◆ **Your instructions**
Copy every line of the entries that includes the word "Output".
— BEGIN Dataset rows —
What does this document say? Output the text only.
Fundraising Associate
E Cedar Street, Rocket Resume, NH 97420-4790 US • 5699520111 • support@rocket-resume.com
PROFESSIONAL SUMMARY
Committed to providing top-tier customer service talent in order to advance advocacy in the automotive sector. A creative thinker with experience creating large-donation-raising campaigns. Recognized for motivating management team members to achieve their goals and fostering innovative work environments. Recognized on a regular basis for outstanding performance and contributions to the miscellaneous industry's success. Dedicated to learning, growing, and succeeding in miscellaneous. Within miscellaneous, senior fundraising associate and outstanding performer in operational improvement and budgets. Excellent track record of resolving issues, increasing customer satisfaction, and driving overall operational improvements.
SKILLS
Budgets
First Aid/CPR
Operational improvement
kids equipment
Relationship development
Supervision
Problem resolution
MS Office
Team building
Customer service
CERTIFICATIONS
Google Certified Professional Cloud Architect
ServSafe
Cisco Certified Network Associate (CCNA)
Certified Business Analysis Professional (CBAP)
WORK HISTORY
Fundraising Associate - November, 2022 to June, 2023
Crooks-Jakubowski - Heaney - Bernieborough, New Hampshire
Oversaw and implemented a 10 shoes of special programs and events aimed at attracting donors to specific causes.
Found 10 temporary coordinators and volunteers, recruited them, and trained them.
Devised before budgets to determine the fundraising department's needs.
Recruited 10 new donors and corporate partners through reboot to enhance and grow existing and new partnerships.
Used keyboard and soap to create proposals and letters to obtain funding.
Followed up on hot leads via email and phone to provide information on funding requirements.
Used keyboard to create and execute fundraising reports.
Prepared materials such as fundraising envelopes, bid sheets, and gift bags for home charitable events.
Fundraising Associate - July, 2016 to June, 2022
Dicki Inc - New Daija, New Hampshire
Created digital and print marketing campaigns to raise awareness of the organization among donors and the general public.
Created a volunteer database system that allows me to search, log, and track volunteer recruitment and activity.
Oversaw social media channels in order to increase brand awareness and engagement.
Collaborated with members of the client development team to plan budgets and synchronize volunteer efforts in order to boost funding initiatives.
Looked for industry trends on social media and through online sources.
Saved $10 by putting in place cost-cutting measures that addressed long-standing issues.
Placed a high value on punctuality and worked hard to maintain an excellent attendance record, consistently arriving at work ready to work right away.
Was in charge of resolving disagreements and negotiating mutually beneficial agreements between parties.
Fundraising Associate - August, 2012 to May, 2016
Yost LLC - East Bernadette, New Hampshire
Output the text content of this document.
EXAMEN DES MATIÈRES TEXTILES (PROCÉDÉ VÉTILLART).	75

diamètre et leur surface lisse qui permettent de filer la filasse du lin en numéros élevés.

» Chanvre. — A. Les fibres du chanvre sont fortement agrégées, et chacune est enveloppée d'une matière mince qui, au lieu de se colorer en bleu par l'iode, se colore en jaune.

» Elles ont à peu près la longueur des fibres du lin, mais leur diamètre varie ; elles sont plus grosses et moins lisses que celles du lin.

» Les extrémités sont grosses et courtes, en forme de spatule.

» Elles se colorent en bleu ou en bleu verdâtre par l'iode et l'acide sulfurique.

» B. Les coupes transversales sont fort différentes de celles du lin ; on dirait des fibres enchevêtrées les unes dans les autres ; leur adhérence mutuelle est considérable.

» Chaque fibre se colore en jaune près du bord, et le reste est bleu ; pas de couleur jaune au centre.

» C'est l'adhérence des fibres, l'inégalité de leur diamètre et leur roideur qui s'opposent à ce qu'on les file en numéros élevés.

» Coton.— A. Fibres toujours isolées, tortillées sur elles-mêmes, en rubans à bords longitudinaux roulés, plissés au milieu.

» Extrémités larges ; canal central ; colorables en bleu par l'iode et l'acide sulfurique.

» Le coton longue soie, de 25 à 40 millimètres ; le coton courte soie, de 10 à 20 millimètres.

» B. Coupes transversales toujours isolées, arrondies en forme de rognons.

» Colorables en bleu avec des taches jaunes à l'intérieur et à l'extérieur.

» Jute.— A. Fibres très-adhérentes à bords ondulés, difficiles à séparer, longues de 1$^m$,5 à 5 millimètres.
— END Dataset rows —
◆ **Problem solution**
What does this document say? Output the text only.
Output the text content of this document.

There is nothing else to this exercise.